◆ **DESCRIPTION OF THE TASK**: Skip every picture and transcribe the remaining material exactly.

>> Begin MATERIAL

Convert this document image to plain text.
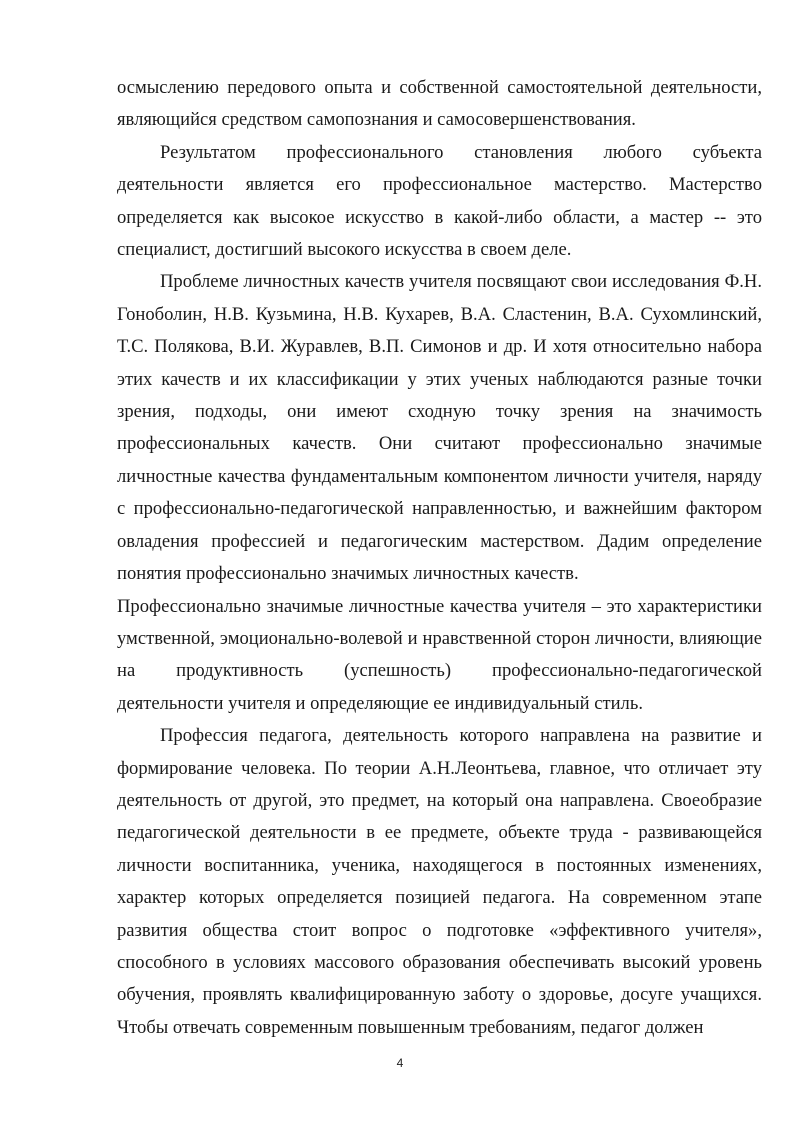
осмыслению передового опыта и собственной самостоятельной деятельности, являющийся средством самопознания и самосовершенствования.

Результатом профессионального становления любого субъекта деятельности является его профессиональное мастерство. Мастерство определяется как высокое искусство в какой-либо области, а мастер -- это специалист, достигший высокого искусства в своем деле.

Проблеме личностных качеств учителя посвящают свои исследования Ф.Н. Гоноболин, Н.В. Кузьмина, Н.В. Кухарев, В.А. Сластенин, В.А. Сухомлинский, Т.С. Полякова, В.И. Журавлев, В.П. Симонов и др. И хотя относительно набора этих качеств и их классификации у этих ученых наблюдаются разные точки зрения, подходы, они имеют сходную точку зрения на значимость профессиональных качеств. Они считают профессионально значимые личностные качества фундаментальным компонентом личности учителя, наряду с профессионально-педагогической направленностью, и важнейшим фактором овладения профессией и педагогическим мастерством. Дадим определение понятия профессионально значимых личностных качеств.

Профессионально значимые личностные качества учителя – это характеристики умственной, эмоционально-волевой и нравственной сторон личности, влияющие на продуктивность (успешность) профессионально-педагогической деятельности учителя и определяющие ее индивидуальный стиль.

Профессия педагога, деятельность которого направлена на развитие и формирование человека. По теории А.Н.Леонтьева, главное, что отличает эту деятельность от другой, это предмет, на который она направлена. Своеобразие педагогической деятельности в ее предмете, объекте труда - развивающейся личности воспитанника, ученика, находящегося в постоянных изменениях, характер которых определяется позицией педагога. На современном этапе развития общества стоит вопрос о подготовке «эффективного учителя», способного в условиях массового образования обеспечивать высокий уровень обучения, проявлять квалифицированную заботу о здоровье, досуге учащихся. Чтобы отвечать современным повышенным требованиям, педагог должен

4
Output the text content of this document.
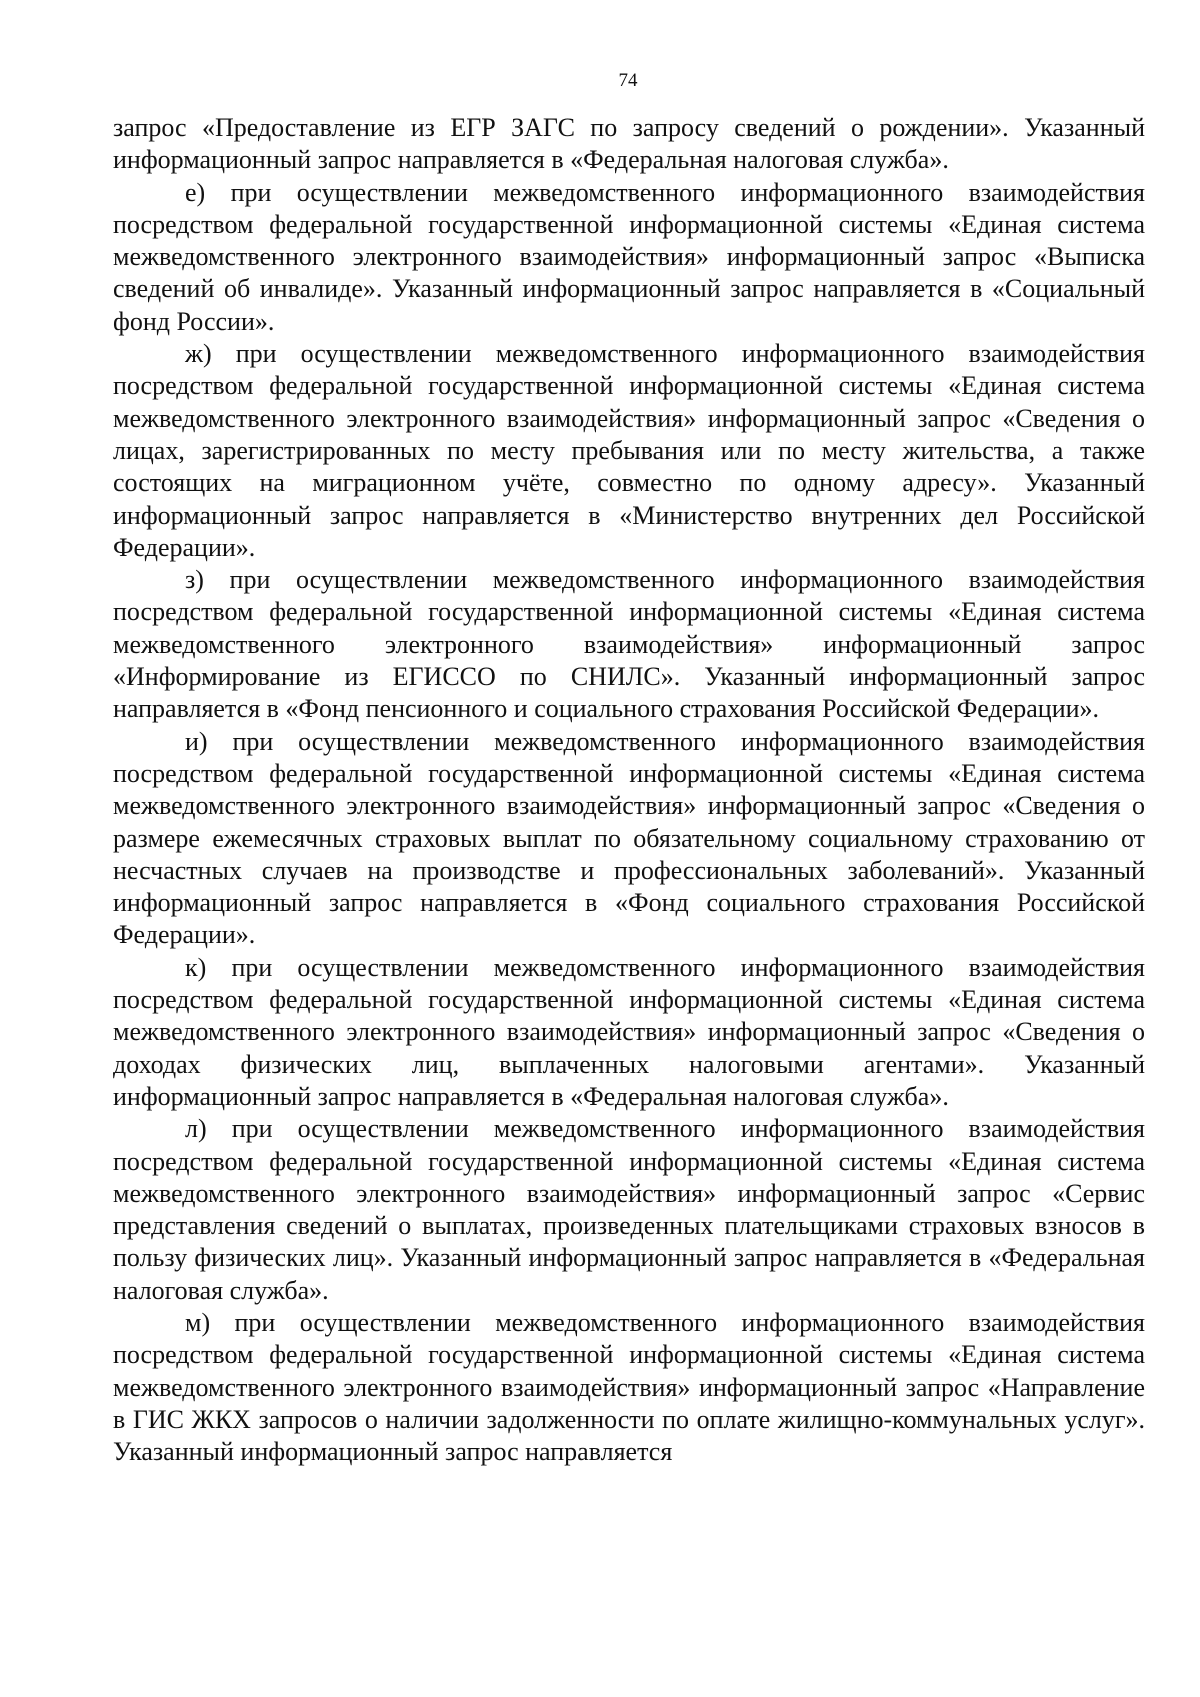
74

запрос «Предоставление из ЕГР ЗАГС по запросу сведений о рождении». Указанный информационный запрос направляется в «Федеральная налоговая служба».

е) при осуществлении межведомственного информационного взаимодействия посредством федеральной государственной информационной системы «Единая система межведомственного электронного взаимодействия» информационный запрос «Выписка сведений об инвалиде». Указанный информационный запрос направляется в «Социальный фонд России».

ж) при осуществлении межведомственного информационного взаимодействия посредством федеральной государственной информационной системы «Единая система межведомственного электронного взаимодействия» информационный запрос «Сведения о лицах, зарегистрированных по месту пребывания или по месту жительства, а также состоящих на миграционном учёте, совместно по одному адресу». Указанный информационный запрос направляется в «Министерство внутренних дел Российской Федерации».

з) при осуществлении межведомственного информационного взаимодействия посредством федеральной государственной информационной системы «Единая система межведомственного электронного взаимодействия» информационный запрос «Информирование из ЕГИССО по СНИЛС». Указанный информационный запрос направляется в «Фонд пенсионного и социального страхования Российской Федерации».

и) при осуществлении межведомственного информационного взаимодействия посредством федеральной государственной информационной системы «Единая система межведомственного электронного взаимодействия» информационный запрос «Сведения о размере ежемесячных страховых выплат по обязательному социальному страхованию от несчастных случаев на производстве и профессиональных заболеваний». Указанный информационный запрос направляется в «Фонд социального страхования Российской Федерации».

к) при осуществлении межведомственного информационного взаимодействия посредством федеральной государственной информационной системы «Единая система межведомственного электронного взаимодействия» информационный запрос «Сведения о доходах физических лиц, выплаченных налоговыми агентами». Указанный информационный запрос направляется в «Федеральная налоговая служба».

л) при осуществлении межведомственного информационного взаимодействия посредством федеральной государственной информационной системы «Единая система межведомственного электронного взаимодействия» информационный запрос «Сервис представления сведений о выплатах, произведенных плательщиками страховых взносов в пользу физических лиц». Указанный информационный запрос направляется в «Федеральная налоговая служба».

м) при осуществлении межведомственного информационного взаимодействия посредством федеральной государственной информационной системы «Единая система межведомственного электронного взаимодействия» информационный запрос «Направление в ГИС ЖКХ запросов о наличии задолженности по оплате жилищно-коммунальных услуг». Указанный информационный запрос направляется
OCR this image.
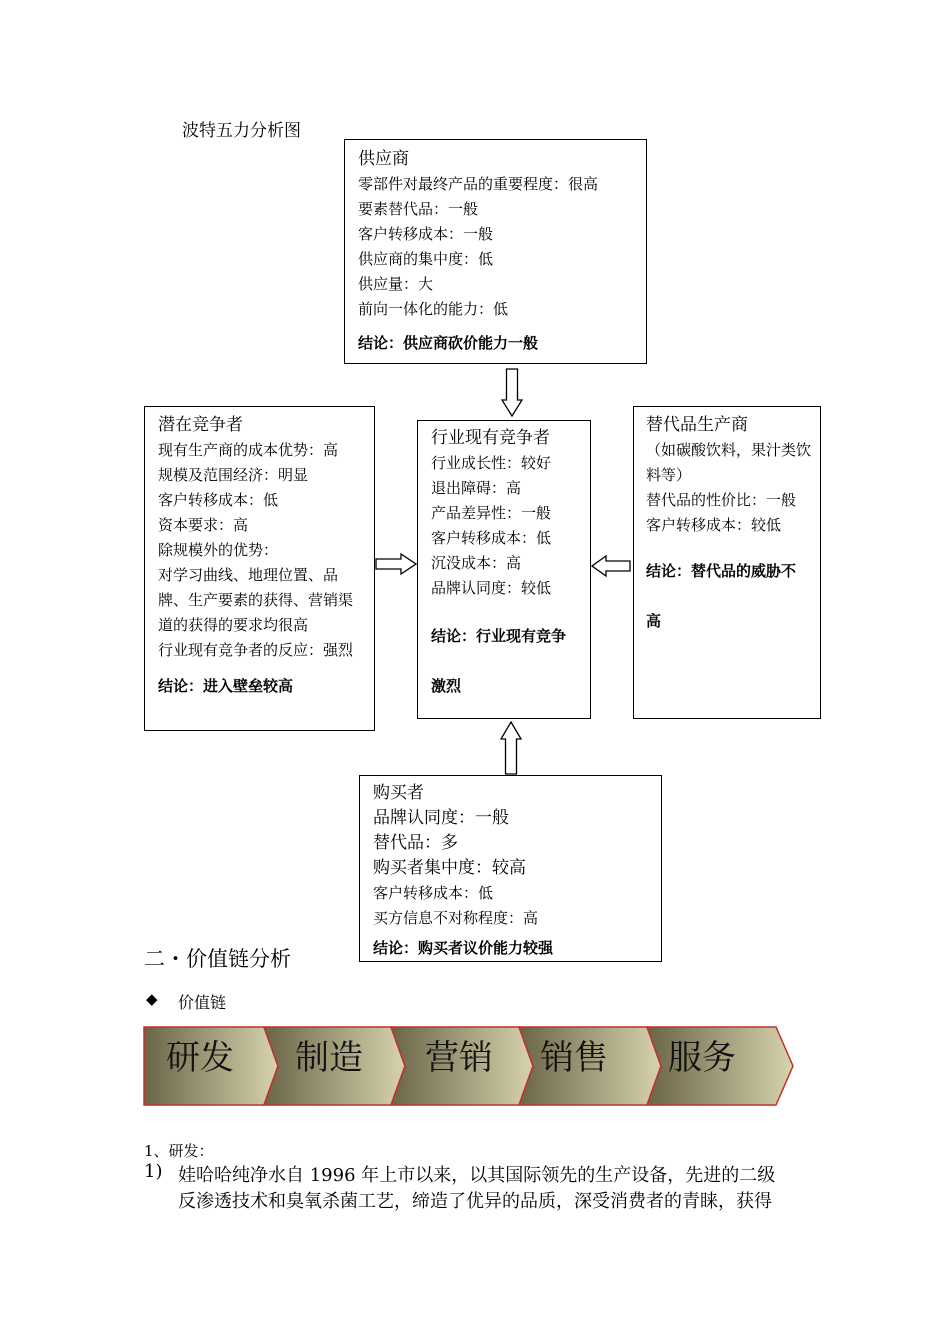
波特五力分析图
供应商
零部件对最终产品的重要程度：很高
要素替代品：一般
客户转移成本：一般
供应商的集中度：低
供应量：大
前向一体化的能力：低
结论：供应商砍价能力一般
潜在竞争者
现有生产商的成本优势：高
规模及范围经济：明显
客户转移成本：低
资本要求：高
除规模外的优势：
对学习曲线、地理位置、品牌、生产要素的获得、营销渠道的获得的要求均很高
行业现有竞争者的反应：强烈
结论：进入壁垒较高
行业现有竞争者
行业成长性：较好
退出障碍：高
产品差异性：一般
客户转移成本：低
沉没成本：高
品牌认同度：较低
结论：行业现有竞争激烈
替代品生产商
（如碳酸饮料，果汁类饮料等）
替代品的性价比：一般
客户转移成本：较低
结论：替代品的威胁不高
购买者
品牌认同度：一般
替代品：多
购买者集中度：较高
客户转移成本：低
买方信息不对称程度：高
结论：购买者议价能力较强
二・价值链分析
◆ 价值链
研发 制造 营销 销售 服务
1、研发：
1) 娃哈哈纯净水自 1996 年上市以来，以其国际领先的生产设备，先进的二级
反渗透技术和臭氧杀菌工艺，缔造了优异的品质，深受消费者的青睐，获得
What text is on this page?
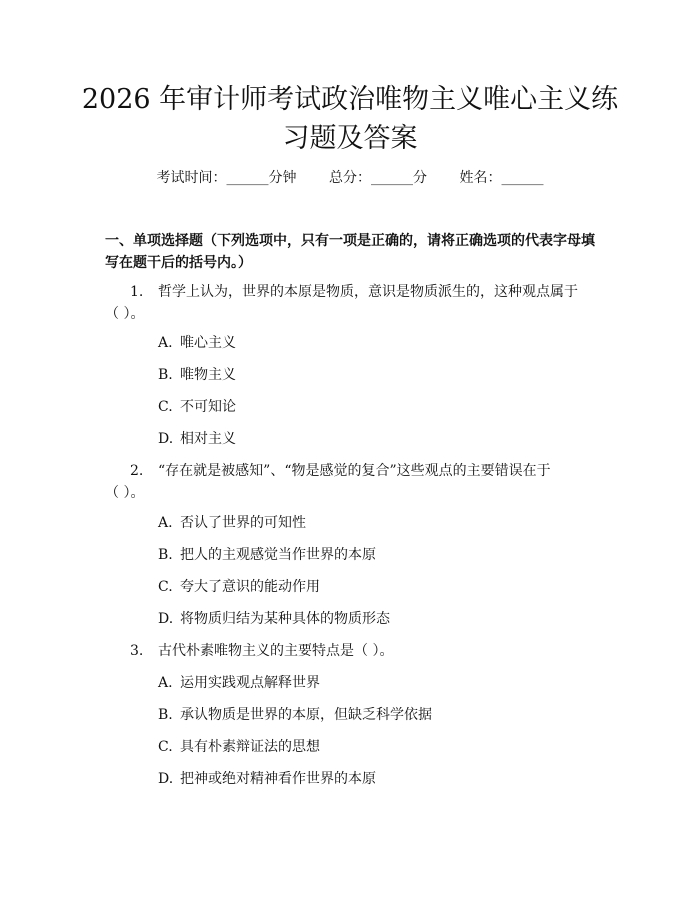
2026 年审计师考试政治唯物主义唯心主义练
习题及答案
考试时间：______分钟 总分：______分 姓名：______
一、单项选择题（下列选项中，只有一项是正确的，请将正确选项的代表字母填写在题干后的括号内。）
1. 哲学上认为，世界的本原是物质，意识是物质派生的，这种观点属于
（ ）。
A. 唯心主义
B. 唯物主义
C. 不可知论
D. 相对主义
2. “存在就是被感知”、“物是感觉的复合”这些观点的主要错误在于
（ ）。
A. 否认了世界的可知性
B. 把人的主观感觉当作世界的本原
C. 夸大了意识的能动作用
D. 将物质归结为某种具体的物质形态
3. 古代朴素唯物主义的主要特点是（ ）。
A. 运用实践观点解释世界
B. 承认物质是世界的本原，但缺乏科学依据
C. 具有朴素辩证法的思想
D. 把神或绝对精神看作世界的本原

>> End MATERIAL

◆ **EXERCISE RESPONSE**:
Convert this document image to plain text.
осмыслению передового опыта и собственной самостоятельной деятельности, являющийся средством самопознания и самосовершенствования.

Результатом профессионального становления любого субъекта деятельности является его профессиональное мастерство. Мастерство определяется как высокое искусство в какой-либо области, а мастер -- это специалист, достигший высокого искусства в своем деле.

Проблеме личностных качеств учителя посвящают свои исследования Ф.Н. Гоноболин, Н.В. Кузьмина, Н.В. Кухарев, В.А. Сластенин, В.А. Сухомлинский, Т.С. Полякова, В.И. Журавлев, В.П. Симонов и др. И хотя относительно набора этих качеств и их классификации у этих ученых наблюдаются разные точки зрения, подходы, они имеют сходную точку зрения на значимость профессиональных качеств. Они считают профессионально значимые личностные качества фундаментальным компонентом личности учителя, наряду с профессионально-педагогической направленностью, и важнейшим фактором овладения профессией и педагогическим мастерством. Дадим определение понятия профессионально значимых личностных качеств.

Профессионально значимые личностные качества учителя – это характеристики умственной, эмоционально-волевой и нравственной сторон личности, влияющие на продуктивность (успешность) профессионально-педагогической деятельности учителя и определяющие ее индивидуальный стиль.

Профессия педагога, деятельность которого направлена на развитие и формирование человека. По теории А.Н.Леонтьева, главное, что отличает эту деятельность от другой, это предмет, на который она направлена. Своеобразие педагогической деятельности в ее предмете, объекте труда - развивающейся личности воспитанника, ученика, находящегося в постоянных изменениях, характер которых определяется позицией педагога. На современном этапе развития общества стоит вопрос о подготовке «эффективного учителя», способного в условиях массового образования обеспечивать высокий уровень обучения, проявлять квалифицированную заботу о здоровье, досуге учащихся. Чтобы отвечать современным повышенным требованиям, педагог должен

4
Output the text content of this document.
74

запрос «Предоставление из ЕГР ЗАГС по запросу сведений о рождении». Указанный информационный запрос направляется в «Федеральная налоговая служба».

е) при осуществлении межведомственного информационного взаимодействия посредством федеральной государственной информационной системы «Единая система межведомственного электронного взаимодействия» информационный запрос «Выписка сведений об инвалиде». Указанный информационный запрос направляется в «Социальный фонд России».

ж) при осуществлении межведомственного информационного взаимодействия посредством федеральной государственной информационной системы «Единая система межведомственного электронного взаимодействия» информационный запрос «Сведения о лицах, зарегистрированных по месту пребывания или по месту жительства, а также состоящих на миграционном учёте, совместно по одному адресу». Указанный информационный запрос направляется в «Министерство внутренних дел Российской Федерации».

з) при осуществлении межведомственного информационного взаимодействия посредством федеральной государственной информационной системы «Единая система межведомственного электронного взаимодействия» информационный запрос «Информирование из ЕГИССО по СНИЛС». Указанный информационный запрос направляется в «Фонд пенсионного и социального страхования Российской Федерации».

и) при осуществлении межведомственного информационного взаимодействия посредством федеральной государственной информационной системы «Единая система межведомственного электронного взаимодействия» информационный запрос «Сведения о размере ежемесячных страховых выплат по обязательному социальному страхованию от несчастных случаев на производстве и профессиональных заболеваний». Указанный информационный запрос направляется в «Фонд социального страхования Российской Федерации».

к) при осуществлении межведомственного информационного взаимодействия посредством федеральной государственной информационной системы «Единая система межведомственного электронного взаимодействия» информационный запрос «Сведения о доходах физических лиц, выплаченных налоговыми агентами». Указанный информационный запрос направляется в «Федеральная налоговая служба».

л) при осуществлении межведомственного информационного взаимодействия посредством федеральной государственной информационной системы «Единая система межведомственного электронного взаимодействия» информационный запрос «Сервис представления сведений о выплатах, произведенных плательщиками страховых взносов в пользу физических лиц». Указанный информационный запрос направляется в «Федеральная налоговая служба».

м) при осуществлении межведомственного информационного взаимодействия посредством федеральной государственной информационной системы «Единая система межведомственного электронного взаимодействия» информационный запрос «Направление в ГИС ЖКХ запросов о наличии задолженности по оплате жилищно-коммунальных услуг». Указанный информационный запрос направляется
OCR this image.
波特五力分析图
供应商
零部件对最终产品的重要程度：很高
要素替代品：一般
客户转移成本：一般
供应商的集中度：低
供应量：大
前向一体化的能力：低
结论：供应商砍价能力一般
潜在竞争者
现有生产商的成本优势：高
规模及范围经济：明显
客户转移成本：低
资本要求：高
除规模外的优势：
对学习曲线、地理位置、品牌、生产要素的获得、营销渠道的获得的要求均很高
行业现有竞争者的反应：强烈
结论：进入壁垒较高
行业现有竞争者
行业成长性：较好
退出障碍：高
产品差异性：一般
客户转移成本：低
沉没成本：高
品牌认同度：较低
结论：行业现有竞争激烈
替代品生产商
（如碳酸饮料，果汁类饮料等）
替代品的性价比：一般
客户转移成本：较低
结论：替代品的威胁不高
购买者
品牌认同度：一般
替代品：多
购买者集中度：较高
客户转移成本：低
买方信息不对称程度：高
结论：购买者议价能力较强
二・价值链分析
◆ 价值链
研发 制造 营销 销售 服务
1、研发：
1) 娃哈哈纯净水自 1996 年上市以来，以其国际领先的生产设备，先进的二级
反渗透技术和臭氧杀菌工艺，缔造了优异的品质，深受消费者的青睐，获得
What text is on this page?
2026 年审计师考试政治唯物主义唯心主义练
习题及答案
考试时间：______分钟 总分：______分 姓名：______
一、单项选择题（下列选项中，只有一项是正确的，请将正确选项的代表字母填写在题干后的括号内。）
1. 哲学上认为，世界的本原是物质，意识是物质派生的，这种观点属于
（ ）。
A. 唯心主义
B. 唯物主义
C. 不可知论
D. 相对主义
2. “存在就是被感知”、“物是感觉的复合”这些观点的主要错误在于
（ ）。
A. 否认了世界的可知性
B. 把人的主观感觉当作世界的本原
C. 夸大了意识的能动作用
D. 将物质归结为某种具体的物质形态
3. 古代朴素唯物主义的主要特点是（ ）。
A. 运用实践观点解释世界
B. 承认物质是世界的本原，但缺乏科学依据
C. 具有朴素辩证法的思想
D. 把神或绝对精神看作世界的本原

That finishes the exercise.